## Task instructions
Restate, word for word, every line of the data.

# Dataset rows start

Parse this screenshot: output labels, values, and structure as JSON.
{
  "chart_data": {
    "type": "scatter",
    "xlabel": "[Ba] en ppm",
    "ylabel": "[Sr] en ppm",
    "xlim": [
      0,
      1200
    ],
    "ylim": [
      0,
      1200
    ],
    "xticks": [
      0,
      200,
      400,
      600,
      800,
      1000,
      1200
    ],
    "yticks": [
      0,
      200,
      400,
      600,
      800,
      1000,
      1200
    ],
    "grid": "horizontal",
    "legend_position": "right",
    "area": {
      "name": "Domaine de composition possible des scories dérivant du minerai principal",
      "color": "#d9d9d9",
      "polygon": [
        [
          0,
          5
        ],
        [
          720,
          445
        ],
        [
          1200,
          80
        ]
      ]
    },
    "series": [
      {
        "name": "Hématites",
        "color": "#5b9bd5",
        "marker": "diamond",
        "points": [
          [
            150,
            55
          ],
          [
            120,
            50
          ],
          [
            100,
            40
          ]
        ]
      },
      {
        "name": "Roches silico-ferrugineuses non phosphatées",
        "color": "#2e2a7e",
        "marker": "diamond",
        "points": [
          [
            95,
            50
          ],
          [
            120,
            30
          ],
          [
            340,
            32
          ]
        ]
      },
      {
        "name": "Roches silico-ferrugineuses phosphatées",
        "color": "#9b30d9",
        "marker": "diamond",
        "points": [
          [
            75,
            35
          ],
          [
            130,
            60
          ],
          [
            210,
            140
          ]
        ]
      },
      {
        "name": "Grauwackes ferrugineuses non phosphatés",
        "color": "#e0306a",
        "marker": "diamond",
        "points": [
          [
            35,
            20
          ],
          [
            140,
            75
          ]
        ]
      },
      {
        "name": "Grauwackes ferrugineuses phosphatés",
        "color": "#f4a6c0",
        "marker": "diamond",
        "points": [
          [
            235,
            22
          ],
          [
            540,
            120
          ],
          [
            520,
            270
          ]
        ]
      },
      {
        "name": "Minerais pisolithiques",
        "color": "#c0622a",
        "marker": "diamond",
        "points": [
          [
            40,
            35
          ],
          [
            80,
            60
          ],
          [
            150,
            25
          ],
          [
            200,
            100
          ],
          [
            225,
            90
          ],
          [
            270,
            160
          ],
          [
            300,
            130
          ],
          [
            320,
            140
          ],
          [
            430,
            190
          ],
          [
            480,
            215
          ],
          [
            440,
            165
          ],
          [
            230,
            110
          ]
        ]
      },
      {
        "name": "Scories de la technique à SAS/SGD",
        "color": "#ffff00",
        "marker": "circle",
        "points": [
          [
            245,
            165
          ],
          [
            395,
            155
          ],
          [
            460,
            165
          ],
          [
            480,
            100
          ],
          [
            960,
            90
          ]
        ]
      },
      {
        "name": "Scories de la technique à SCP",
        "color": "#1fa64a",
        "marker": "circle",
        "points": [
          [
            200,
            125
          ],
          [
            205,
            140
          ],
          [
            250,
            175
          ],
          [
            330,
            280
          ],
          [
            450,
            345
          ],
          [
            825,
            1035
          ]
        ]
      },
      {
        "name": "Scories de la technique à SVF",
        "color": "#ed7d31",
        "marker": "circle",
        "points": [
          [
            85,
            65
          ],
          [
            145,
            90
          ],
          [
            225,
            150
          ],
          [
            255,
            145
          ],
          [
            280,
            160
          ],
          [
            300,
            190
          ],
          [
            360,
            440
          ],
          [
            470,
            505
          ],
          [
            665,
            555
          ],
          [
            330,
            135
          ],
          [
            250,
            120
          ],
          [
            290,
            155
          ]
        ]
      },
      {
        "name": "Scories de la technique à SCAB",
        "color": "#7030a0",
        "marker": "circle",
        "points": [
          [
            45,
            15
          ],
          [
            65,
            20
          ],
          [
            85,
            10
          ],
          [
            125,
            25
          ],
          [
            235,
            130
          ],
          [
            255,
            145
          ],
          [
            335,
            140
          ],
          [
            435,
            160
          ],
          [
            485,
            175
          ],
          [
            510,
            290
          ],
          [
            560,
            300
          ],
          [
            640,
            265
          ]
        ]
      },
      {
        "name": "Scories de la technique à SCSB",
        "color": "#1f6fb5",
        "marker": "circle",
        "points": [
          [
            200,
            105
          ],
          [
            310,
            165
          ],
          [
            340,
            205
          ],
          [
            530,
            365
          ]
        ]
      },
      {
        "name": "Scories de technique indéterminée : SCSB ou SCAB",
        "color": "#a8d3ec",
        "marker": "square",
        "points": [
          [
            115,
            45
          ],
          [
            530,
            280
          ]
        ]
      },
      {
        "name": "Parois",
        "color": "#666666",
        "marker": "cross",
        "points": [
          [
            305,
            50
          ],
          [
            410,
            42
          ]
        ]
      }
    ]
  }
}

# Dataset rows end

## Exercise result
Parse this screenshot: output labels, values, and structure as JSON.
{
  "chart_data": {
    "type": "scatter",
    "xlabel": "[Ba] en ppm",
    "ylabel": "[Sr] en ppm",
    "xlim": [
      0,
      1200
    ],
    "ylim": [
      0,
      1200
    ],
    "xticks": [
      0,
      200,
      400,
      600,
      800,
      1000,
      1200
    ],
    "yticks": [
      0,
      200,
      400,
      600,
      800,
      1000,
      1200
    ],
    "grid": "horizontal",
    "legend_position": "right",
    "area": {
      "name": "Domaine de composition possible des scories dérivant du minerai principal",
      "color": "#d9d9d9",
      "polygon": [
        [
          0,
          5
        ],
        [
          720,
          445
        ],
        [
          1200,
          80
        ]
      ]
    },
    "series": [
      {
        "name": "Hématites",
        "color": "#5b9bd5",
        "marker": "diamond",
        "points": [
          [
            150,
            55
          ],
          [
            120,
            50
          ],
          [
            100,
            40
          ]
        ]
      },
      {
        "name": "Roches silico-ferrugineuses non phosphatées",
        "color": "#2e2a7e",
        "marker": "diamond",
        "points": [
          [
            95,
            50
          ],
          [
            120,
            30
          ],
          [
            340,
            32
          ]
        ]
      },
      {
        "name": "Roches silico-ferrugineuses phosphatées",
        "color": "#9b30d9",
        "marker": "diamond",
        "points": [
          [
            75,
            35
          ],
          [
            130,
            60
          ],
          [
            210,
            140
          ]
        ]
      },
      {
        "name": "Grauwackes ferrugineuses non phosphatés",
        "color": "#e0306a",
        "marker": "diamond",
        "points": [
          [
            35,
            20
          ],
          [
            140,
            75
          ]
        ]
      },
      {
        "name": "Grauwackes ferrugineuses phosphatés",
        "color": "#f4a6c0",
        "marker": "diamond",
        "points": [
          [
            235,
            22
          ],
          [
            540,
            120
          ],
          [
            520,
            270
          ]
        ]
      },
      {
        "name": "Minerais pisolithiques",
        "color": "#c0622a",
        "marker": "diamond",
        "points": [
          [
            40,
            35
          ],
          [
            80,
            60
          ],
          [
            150,
            25
          ],
          [
            200,
            100
          ],
          [
            225,
            90
          ],
          [
            270,
            160
          ],
          [
            300,
            130
          ],
          [
            320,
            140
          ],
          [
            430,
            190
          ],
          [
            480,
            215
          ],
          [
            440,
            165
          ],
          [
            230,
            110
          ]
        ]
      },
      {
        "name": "Scories de la technique à SAS/SGD",
        "color": "#ffff00",
        "marker": "circle",
        "points": [
          [
            245,
            165
          ],
          [
            395,
            155
          ],
          [
            460,
            165
          ],
          [
            480,
            100
          ],
          [
            960,
            90
          ]
        ]
      },
      {
        "name": "Scories de la technique à SCP",
        "color": "#1fa64a",
        "marker": "circle",
        "points": [
          [
            200,
            125
          ],
          [
            205,
            140
          ],
          [
            250,
            175
          ],
          [
            330,
            280
          ],
          [
            450,
            345
          ],
          [
            825,
            1035
          ]
        ]
      },
      {
        "name": "Scories de la technique à SVF",
        "color": "#ed7d31",
        "marker": "circle",
        "points": [
          [
            85,
            65
          ],
          [
            145,
            90
          ],
          [
            225,
            150
          ],
          [
            255,
            145
          ],
          [
            280,
            160
          ],
          [
            300,
            190
          ],
          [
            360,
            440
          ],
          [
            470,
            505
          ],
          [
            665,
            555
          ],
          [
            330,
            135
          ],
          [
            250,
            120
          ],
          [
            290,
            155
          ]
        ]
      },
      {
        "name": "Scories de la technique à SCAB",
        "color": "#7030a0",
        "marker": "circle",
        "points": [
          [
            45,
            15
          ],
          [
            65,
            20
          ],
          [
            85,
            10
          ],
          [
            125,
            25
          ],
          [
            235,
            130
          ],
          [
            255,
            145
          ],
          [
            335,
            140
          ],
          [
            435,
            160
          ],
          [
            485,
            175
          ],
          [
            510,
            290
          ],
          [
            560,
            300
          ],
          [
            640,
            265
          ]
        ]
      },
      {
        "name": "Scories de la technique à SCSB",
        "color": "#1f6fb5",
        "marker": "circle",
        "points": [
          [
            200,
            105
          ],
          [
            310,
            165
          ],
          [
            340,
            205
          ],
          [
            530,
            365
          ]
        ]
      },
      {
        "name": "Scories de technique indéterminée : SCSB ou SCAB",
        "color": "#a8d3ec",
        "marker": "square",
        "points": [
          [
            115,
            45
          ],
          [
            530,
            280
          ]
        ]
      },
      {
        "name": "Parois",
        "color": "#666666",
        "marker": "cross",
        "points": [
          [
            305,
            50
          ],
          [
            410,
            42
          ]
        ]
      }
    ]
  }
}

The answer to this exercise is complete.